Data rows:
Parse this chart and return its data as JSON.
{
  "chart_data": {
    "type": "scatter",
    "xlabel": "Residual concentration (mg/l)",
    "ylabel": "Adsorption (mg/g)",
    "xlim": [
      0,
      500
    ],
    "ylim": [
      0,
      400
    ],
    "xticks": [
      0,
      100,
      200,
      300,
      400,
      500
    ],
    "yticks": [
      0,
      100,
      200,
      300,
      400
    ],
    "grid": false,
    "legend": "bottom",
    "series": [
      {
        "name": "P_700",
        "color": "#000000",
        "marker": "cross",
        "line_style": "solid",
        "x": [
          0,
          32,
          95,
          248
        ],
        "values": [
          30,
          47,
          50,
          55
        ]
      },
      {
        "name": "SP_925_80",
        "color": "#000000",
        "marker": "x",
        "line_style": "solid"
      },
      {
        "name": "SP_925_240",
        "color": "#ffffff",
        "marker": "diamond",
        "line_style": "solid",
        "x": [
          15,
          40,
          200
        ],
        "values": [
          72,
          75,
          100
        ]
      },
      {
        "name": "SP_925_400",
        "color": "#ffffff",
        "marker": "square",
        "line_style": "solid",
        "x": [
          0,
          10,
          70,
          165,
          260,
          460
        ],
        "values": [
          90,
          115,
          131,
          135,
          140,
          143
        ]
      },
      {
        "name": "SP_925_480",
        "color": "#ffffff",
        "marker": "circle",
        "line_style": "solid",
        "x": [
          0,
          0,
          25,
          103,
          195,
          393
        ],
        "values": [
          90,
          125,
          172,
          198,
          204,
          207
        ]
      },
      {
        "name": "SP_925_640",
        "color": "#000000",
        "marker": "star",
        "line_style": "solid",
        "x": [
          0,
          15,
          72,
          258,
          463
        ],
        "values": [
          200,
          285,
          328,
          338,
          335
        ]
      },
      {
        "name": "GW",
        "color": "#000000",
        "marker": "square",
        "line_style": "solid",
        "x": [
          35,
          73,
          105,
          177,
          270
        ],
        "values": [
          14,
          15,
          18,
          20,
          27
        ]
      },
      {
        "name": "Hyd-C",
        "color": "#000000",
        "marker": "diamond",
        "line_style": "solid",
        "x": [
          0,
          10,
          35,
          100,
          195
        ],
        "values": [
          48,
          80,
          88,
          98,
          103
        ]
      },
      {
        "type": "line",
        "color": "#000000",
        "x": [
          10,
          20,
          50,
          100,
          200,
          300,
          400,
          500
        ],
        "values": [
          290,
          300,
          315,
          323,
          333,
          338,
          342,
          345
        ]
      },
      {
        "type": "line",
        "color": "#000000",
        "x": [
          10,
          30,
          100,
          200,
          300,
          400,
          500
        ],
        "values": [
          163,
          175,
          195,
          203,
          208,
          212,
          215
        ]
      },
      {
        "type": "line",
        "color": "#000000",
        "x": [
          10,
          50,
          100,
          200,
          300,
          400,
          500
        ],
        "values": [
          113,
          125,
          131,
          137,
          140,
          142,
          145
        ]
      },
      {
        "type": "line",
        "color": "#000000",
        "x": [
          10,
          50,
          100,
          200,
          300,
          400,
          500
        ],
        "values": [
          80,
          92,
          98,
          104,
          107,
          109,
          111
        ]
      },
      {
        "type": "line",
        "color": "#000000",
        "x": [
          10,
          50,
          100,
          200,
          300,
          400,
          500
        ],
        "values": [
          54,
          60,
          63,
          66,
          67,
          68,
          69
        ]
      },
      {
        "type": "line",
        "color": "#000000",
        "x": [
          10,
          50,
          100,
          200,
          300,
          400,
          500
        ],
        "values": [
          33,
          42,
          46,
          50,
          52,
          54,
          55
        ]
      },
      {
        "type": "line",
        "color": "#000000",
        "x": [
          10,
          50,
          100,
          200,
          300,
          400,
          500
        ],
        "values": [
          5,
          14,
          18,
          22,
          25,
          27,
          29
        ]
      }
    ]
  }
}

Aim of the exercise: Wherever the string "marker" appears in the entries above, list that line.

Response to this task:
        "marker": "cross",
        "marker": "x",
        "marker": "diamond",
        "marker": "square",
        "marker": "circle",
        "marker": "star",
        "marker": "square",
        "marker": "diamond",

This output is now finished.